**Written problem 1**
In the Raku CompUnits tutorial, which times does a user of a compiled program notice?
**Written problem 2**
Continue the Raku CompUnits tutorial from where it stops.

**Document excerpt**
•••

CompUnits and where to find them

How and when Raku modules are compiled, where they are stored, and how to access them in compiled form.

Table of Contents
1	Overview
2	Introduction
2.1	Why change?
2.2	Long names
2.3	$*REPO
2.4	Repositories
2.5	Resources
2.6	Dependencies
2.7	Precomp stores
2.8	Credit

Overview

Programs in Raku, as a member of the Perl language family, tend at the top level to be more at the interpreted end of the interpreted-compiled spectrum. In this tutorial, an 'interpreted' program means that the source code, namely the human-readable text such as say 'hello world'; is immediately processed by the Raku program into code that can be executed by the computer, with any intermediate stages being stored in memory.

A compiled program, by contrast, is one where the human readable source is first processed into machine-executable code and some form of this code is stored 'on disc'. In order to execute the program, the machine-readable version is loaded into memory and then run by the computer.

Both compiled and interpreted forms have advantages. Briefly, interpreted programs can be 'whipped up' quickly and the source changed quickly. Compiled programs can be complex and take a significant time to pre-process into machine-readable code, but then running them is much faster for a user, who only 'sees' the loading and running time, not the compilation time.

•••

**Data shown**
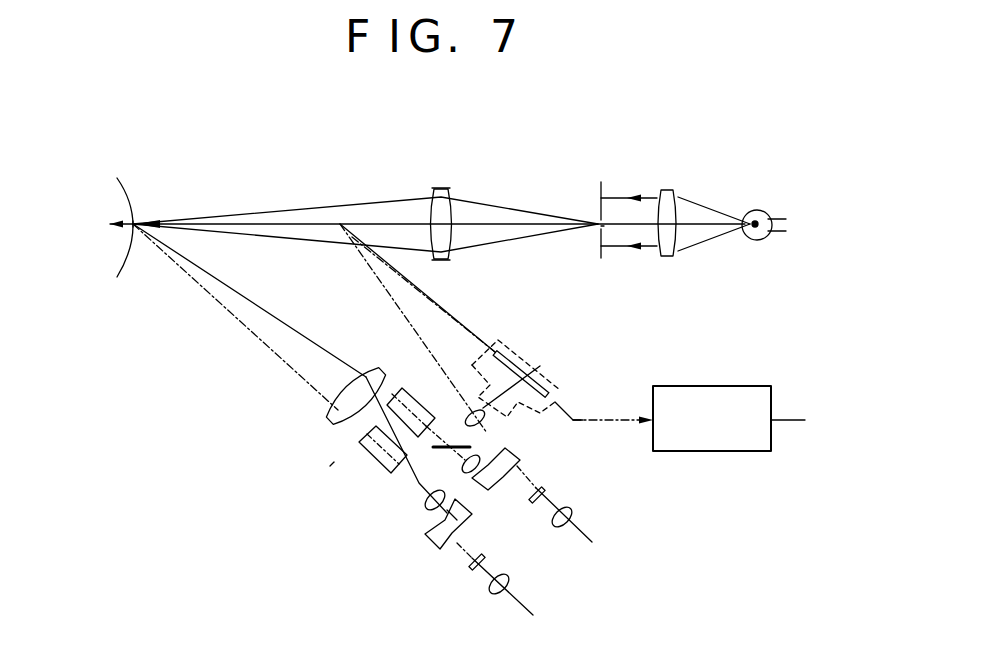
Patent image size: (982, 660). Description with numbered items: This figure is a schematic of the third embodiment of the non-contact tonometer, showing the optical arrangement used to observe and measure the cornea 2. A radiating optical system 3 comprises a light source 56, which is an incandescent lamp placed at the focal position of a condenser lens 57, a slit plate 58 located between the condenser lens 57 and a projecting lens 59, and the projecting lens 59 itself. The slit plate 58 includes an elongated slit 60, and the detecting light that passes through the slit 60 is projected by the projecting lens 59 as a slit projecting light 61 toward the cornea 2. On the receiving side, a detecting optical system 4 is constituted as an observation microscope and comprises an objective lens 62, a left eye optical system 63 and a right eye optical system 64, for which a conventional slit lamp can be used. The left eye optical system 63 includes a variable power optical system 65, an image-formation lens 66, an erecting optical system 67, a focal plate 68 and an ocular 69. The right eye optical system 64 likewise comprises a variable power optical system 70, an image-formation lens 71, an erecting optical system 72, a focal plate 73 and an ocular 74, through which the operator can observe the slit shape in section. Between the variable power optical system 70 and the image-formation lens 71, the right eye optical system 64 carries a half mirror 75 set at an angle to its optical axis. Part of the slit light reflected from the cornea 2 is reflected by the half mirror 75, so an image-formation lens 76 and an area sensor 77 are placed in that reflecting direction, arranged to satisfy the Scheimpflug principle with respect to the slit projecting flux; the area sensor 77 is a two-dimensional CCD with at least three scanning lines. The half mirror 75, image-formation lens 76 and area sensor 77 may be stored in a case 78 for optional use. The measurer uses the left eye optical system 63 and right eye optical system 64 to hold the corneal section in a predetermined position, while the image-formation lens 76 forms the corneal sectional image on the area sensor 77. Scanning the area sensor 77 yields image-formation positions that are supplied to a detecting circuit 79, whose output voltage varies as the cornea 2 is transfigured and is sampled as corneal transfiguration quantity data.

•••

**Right answer 1**
Only the loading and running time, not the compilation time.

**Right answer 2**
Raku has both paradigms. At the top level a Raku program is interpreted, but if code that is separated out into a Module will be compiled and the preprocessed version is then loaded when necessary. In practice, Modules that have been written by the community will only need to be precompiled once by a user when they are 'installed', for example by a Module manager such as zef. Then they can be used by a developer in her own program. The effect is to make Raku top level programs run quickly.

One of the great strengths of the Perl family of languages was the ability to integrate a whole ecosystem of modules written by competent programmers into a small program. This strength was widely copied and is now the norm for all languages. Raku takes integration even further, making it relatively easy for Raku programs to incorporate system libraries written in other languages into Raku programs, see Native Call.

The experience from Perl and other languages is that the distributive nature of Modules generate several practical difficulties:

a popular module may go through several iterations as the API gets improved, without a guarantee that there is backward compatibility. So, if a program relies on some specific function or return, then there has to be a way to specify the Version.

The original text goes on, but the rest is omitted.